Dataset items
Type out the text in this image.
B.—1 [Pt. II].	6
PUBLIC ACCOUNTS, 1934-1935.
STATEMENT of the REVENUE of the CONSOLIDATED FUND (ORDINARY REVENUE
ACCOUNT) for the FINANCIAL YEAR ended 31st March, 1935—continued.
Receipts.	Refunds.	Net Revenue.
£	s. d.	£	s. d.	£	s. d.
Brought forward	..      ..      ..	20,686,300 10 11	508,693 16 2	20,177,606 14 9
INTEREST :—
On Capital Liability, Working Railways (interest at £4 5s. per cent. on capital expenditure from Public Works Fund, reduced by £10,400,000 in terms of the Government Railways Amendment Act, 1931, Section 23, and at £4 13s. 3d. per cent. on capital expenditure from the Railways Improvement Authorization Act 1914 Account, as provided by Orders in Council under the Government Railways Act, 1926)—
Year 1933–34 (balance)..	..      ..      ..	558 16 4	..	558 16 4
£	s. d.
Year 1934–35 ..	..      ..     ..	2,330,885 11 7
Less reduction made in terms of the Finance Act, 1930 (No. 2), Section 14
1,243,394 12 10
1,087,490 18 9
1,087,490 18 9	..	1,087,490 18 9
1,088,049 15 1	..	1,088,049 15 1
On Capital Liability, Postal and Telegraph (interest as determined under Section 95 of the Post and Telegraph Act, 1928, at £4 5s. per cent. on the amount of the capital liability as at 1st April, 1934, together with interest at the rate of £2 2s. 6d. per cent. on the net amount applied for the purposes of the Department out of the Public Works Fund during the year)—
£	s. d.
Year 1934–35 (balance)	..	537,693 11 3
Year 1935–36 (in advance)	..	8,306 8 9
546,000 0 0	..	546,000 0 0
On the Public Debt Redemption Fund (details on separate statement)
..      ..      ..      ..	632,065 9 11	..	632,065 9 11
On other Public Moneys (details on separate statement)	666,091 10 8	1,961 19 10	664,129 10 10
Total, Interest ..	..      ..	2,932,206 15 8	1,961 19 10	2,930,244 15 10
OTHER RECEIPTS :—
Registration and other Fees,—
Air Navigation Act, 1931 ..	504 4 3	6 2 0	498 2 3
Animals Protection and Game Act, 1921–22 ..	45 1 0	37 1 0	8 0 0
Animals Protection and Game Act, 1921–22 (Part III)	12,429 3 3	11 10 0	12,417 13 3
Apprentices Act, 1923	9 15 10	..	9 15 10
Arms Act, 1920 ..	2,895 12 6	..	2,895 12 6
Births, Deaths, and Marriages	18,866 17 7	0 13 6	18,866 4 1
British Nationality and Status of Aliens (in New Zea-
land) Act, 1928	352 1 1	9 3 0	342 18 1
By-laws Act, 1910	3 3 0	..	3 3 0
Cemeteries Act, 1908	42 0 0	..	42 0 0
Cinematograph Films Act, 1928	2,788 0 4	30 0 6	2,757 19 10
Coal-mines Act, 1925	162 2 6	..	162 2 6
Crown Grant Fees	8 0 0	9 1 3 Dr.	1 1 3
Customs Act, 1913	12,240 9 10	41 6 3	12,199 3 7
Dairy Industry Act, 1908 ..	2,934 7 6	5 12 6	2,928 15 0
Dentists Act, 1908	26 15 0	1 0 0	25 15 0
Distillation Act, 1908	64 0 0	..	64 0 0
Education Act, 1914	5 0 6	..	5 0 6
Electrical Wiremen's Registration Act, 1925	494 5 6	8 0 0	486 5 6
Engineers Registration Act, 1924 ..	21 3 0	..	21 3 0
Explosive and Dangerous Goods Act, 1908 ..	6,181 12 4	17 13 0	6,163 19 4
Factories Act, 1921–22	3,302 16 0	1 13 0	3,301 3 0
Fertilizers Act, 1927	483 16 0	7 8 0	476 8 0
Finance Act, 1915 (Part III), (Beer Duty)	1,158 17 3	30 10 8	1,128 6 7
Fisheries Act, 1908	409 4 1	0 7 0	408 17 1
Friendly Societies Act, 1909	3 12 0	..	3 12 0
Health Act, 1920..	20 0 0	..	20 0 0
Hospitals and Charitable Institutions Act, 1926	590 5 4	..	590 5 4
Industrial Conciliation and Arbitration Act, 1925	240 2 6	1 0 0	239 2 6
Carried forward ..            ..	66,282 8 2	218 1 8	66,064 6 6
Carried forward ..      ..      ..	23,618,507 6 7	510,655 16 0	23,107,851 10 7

### [YOUR TASK]
Nothing in the listing may be changed; retype it all exactly.

### [COMPLETE RESPONSE]
Type out the text in this image.
B.—1 [Pt. II].	6
PUBLIC ACCOUNTS, 1934-1935.
STATEMENT of the REVENUE of the CONSOLIDATED FUND (ORDINARY REVENUE
ACCOUNT) for the FINANCIAL YEAR ended 31st March, 1935—continued.
Receipts.	Refunds.	Net Revenue.
£	s. d.	£	s. d.	£	s. d.
Brought forward	..      ..      ..	20,686,300 10 11	508,693 16 2	20,177,606 14 9
INTEREST :—
On Capital Liability, Working Railways (interest at £4 5s. per cent. on capital expenditure from Public Works Fund, reduced by £10,400,000 in terms of the Government Railways Amendment Act, 1931, Section 23, and at £4 13s. 3d. per cent. on capital expenditure from the Railways Improvement Authorization Act 1914 Account, as provided by Orders in Council under the Government Railways Act, 1926)—
Year 1933–34 (balance)..	..      ..      ..	558 16 4	..	558 16 4
£	s. d.
Year 1934–35 ..	..      ..     ..	2,330,885 11 7
Less reduction made in terms of the Finance Act, 1930 (No. 2), Section 14
1,243,394 12 10
1,087,490 18 9
1,087,490 18 9	..	1,087,490 18 9
1,088,049 15 1	..	1,088,049 15 1
On Capital Liability, Postal and Telegraph (interest as determined under Section 95 of the Post and Telegraph Act, 1928, at £4 5s. per cent. on the amount of the capital liability as at 1st April, 1934, together with interest at the rate of £2 2s. 6d. per cent. on the net amount applied for the purposes of the Department out of the Public Works Fund during the year)—
£	s. d.
Year 1934–35 (balance)	..	537,693 11 3
Year 1935–36 (in advance)	..	8,306 8 9
546,000 0 0	..	546,000 0 0
On the Public Debt Redemption Fund (details on separate statement)
..      ..      ..      ..	632,065 9 11	..	632,065 9 11
On other Public Moneys (details on separate statement)	666,091 10 8	1,961 19 10	664,129 10 10
Total, Interest ..	..      ..	2,932,206 15 8	1,961 19 10	2,930,244 15 10
OTHER RECEIPTS :—
Registration and other Fees,—
Air Navigation Act, 1931 ..	504 4 3	6 2 0	498 2 3
Animals Protection and Game Act, 1921–22 ..	45 1 0	37 1 0	8 0 0
Animals Protection and Game Act, 1921–22 (Part III)	12,429 3 3	11 10 0	12,417 13 3
Apprentices Act, 1923	9 15 10	..	9 15 10
Arms Act, 1920 ..	2,895 12 6	..	2,895 12 6
Births, Deaths, and Marriages	18,866 17 7	0 13 6	18,866 4 1
British Nationality and Status of Aliens (in New Zea-
land) Act, 1928	352 1 1	9 3 0	342 18 1
By-laws Act, 1910	3 3 0	..	3 3 0
Cemeteries Act, 1908	42 0 0	..	42 0 0
Cinematograph Films Act, 1928	2,788 0 4	30 0 6	2,757 19 10
Coal-mines Act, 1925	162 2 6	..	162 2 6
Crown Grant Fees	8 0 0	9 1 3 Dr.	1 1 3
Customs Act, 1913	12,240 9 10	41 6 3	12,199 3 7
Dairy Industry Act, 1908 ..	2,934 7 6	5 12 6	2,928 15 0
Dentists Act, 1908	26 15 0	1 0 0	25 15 0
Distillation Act, 1908	64 0 0	..	64 0 0
Education Act, 1914	5 0 6	..	5 0 6
Electrical Wiremen's Registration Act, 1925	494 5 6	8 0 0	486 5 6
Engineers Registration Act, 1924 ..	21 3 0	..	21 3 0
Explosive and Dangerous Goods Act, 1908 ..	6,181 12 4	17 13 0	6,163 19 4
Factories Act, 1921–22	3,302 16 0	1 13 0	3,301 3 0
Fertilizers Act, 1927	483 16 0	7 8 0	476 8 0
Finance Act, 1915 (Part III), (Beer Duty)	1,158 17 3	30 10 8	1,128 6 7
Fisheries Act, 1908	409 4 1	0 7 0	408 17 1
Friendly Societies Act, 1909	3 12 0	..	3 12 0
Health Act, 1920..	20 0 0	..	20 0 0
Hospitals and Charitable Institutions Act, 1926	590 5 4	..	590 5 4
Industrial Conciliation and Arbitration Act, 1925	240 2 6	1 0 0	239 2 6
Carried forward ..            ..	66,282 8 2	218 1 8	66,064 6 6
Carried forward ..      ..      ..	23,618,507 6 7	510,655 16 0	23,107,851 10 7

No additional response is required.